• **Provided entries**
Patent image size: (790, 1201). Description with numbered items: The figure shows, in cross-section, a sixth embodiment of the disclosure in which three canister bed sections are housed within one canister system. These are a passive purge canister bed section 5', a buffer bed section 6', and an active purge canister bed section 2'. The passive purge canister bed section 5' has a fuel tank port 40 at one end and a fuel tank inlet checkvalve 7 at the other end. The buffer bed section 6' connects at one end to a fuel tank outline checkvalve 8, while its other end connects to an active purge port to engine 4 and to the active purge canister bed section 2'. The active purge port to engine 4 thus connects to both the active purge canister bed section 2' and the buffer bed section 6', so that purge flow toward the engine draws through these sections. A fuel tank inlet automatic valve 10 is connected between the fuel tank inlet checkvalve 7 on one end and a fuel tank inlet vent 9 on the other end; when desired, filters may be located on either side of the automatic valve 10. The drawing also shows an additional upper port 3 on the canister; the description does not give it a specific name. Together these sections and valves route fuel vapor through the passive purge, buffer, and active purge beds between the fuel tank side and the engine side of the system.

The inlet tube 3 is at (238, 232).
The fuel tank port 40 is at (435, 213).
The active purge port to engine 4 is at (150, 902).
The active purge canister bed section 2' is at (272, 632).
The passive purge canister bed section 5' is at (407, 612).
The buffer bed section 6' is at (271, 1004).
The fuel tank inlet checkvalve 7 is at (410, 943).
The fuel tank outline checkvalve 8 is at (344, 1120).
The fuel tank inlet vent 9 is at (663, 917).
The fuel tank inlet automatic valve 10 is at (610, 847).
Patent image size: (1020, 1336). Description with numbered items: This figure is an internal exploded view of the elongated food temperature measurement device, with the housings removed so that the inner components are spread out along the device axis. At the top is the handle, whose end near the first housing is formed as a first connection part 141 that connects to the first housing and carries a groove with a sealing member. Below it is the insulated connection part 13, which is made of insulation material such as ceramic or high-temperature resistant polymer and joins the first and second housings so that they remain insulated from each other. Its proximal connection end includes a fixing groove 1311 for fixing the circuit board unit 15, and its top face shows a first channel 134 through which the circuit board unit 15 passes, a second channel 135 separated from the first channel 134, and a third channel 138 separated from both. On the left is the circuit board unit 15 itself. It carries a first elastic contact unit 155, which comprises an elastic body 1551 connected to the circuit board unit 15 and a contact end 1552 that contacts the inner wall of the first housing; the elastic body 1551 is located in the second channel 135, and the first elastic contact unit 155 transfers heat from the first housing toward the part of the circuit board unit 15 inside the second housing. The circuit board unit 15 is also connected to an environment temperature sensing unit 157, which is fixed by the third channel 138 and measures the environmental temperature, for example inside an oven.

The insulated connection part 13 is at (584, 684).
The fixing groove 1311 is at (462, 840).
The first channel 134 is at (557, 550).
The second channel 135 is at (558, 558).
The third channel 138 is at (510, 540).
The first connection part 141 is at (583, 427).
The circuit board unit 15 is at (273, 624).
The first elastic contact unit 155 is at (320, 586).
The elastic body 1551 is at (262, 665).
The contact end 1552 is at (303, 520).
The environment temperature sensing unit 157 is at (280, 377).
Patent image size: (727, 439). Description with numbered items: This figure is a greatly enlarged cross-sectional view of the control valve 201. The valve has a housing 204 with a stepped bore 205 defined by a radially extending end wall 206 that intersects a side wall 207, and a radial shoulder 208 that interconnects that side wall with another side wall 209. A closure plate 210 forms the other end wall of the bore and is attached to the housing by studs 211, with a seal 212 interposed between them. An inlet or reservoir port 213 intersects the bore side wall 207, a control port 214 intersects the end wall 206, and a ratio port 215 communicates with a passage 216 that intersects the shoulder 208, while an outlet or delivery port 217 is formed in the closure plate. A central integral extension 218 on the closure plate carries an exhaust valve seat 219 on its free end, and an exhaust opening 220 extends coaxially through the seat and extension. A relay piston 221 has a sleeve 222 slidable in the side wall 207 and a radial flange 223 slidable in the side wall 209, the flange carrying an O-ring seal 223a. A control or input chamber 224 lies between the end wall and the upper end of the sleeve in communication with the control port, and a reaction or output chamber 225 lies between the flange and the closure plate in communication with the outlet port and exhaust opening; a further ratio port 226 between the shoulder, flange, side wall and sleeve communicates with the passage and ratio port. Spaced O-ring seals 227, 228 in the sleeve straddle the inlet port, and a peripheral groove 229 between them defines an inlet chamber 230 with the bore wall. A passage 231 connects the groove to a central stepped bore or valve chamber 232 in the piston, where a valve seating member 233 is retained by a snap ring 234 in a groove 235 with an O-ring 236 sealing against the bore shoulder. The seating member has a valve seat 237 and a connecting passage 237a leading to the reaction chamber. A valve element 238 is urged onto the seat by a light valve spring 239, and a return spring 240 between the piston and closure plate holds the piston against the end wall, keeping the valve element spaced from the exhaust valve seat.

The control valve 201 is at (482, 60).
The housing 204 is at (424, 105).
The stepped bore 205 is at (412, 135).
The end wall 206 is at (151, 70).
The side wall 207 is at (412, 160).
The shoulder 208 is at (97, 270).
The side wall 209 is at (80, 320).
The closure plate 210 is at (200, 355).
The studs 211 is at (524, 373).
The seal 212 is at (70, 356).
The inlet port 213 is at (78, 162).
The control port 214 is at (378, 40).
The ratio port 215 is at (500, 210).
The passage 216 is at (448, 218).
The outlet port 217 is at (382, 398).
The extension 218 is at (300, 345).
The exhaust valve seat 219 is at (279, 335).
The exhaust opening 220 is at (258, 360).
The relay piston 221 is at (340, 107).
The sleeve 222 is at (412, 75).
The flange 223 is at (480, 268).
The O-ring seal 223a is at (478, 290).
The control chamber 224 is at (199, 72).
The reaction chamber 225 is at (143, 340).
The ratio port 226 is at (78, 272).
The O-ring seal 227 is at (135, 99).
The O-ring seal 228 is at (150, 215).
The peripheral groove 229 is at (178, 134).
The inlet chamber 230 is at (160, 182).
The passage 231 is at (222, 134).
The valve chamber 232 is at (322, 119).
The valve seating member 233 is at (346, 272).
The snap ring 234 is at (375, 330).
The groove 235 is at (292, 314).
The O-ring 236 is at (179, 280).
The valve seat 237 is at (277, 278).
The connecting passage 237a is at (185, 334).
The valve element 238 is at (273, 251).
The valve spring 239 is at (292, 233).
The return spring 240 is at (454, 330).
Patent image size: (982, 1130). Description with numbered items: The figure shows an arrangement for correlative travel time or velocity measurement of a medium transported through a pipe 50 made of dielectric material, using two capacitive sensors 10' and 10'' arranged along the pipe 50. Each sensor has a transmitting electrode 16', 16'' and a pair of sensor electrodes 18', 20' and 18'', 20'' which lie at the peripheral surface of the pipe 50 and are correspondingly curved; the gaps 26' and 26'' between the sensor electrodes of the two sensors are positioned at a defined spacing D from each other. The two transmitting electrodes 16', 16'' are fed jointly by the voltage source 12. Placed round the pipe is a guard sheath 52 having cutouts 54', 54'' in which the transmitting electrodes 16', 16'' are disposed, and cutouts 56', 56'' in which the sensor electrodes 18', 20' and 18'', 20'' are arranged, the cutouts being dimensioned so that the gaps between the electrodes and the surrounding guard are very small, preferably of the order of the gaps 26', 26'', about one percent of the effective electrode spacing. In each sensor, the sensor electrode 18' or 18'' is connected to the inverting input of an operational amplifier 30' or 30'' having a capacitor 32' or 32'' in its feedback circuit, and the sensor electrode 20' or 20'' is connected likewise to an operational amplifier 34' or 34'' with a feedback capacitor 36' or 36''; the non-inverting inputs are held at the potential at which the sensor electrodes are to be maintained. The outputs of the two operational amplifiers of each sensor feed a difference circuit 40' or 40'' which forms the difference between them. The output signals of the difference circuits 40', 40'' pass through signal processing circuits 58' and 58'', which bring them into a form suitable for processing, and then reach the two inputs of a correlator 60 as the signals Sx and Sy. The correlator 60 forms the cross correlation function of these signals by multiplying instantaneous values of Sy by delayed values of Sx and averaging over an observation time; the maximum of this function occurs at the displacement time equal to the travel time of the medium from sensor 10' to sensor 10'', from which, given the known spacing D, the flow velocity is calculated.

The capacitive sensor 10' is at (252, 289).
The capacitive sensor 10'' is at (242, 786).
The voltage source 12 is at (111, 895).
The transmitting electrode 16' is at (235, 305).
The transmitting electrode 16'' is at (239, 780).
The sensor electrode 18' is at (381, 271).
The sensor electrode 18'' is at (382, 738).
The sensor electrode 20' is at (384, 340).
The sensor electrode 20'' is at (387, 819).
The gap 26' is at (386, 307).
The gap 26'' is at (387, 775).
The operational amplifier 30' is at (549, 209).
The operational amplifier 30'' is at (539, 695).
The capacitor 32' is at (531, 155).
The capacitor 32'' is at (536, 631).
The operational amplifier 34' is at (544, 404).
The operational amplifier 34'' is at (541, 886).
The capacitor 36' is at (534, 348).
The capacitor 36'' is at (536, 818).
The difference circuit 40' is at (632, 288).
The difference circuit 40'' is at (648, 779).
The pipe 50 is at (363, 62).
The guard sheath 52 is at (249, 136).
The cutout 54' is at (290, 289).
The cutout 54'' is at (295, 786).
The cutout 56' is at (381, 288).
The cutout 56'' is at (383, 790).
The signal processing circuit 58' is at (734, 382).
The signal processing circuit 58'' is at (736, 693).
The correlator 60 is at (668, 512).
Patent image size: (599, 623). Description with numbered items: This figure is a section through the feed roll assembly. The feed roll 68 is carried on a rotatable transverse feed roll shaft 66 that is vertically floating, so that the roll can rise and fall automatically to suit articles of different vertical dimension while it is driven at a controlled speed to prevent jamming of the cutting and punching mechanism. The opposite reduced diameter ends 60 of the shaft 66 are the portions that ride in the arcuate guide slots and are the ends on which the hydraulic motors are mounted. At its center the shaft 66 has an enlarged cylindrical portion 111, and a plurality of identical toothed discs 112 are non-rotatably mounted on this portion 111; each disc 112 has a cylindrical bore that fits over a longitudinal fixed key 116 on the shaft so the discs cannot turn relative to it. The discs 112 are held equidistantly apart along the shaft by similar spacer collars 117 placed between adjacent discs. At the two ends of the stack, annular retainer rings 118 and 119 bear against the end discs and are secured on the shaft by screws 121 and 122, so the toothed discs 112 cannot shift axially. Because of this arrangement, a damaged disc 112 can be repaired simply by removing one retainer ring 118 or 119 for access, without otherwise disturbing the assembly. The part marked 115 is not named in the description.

• **Work to do**
Convert the lines of the records starting at the first line and ending at the line that contains "The active purge canister bed section 2' is" into a JSON list of strings, with one string per line and blank lines omitted.

• **Response**
[
  "Patent image size: (790, 1201). Description with numbered items: The figure shows, in cross-section, a sixth embodiment of the disclosure in which three canister bed sections are housed within one canister system. These are a passive purge canister bed section 5', a buffer bed section 6', and an active purge canister bed section 2'. The passive purge canister bed section 5' has a fuel tank port 40 at one end and a fuel tank inlet checkvalve 7 at the other end. The buffer bed section 6' connects at one end to a fuel tank outline checkvalve 8, while its other end connects to an active purge port to engine 4 and to the active purge canister bed section 2'. The active purge port to engine 4 thus connects to both the active purge canister bed section 2' and the buffer bed section 6', so that purge flow toward the engine draws through these sections. A fuel tank inlet automatic valve 10 is connected between the fuel tank inlet checkvalve 7 on one end and a fuel tank inlet vent 9 on the other end; when desired, filters may be located on either side of the automatic valve 10. The drawing also shows an additional upper port 3 on the canister; the description does not give it a specific name. Together these sections and valves route fuel vapor through the passive purge, buffer, and active purge beds between the fuel tank side and the engine side of the system.",
  "The inlet tube 3 is at (238, 232).",
  "The fuel tank port 40 is at (435, 213).",
  "The active purge port to engine 4 is at (150, 902).",
  "The active purge canister bed section 2' is at (272, 632)."
]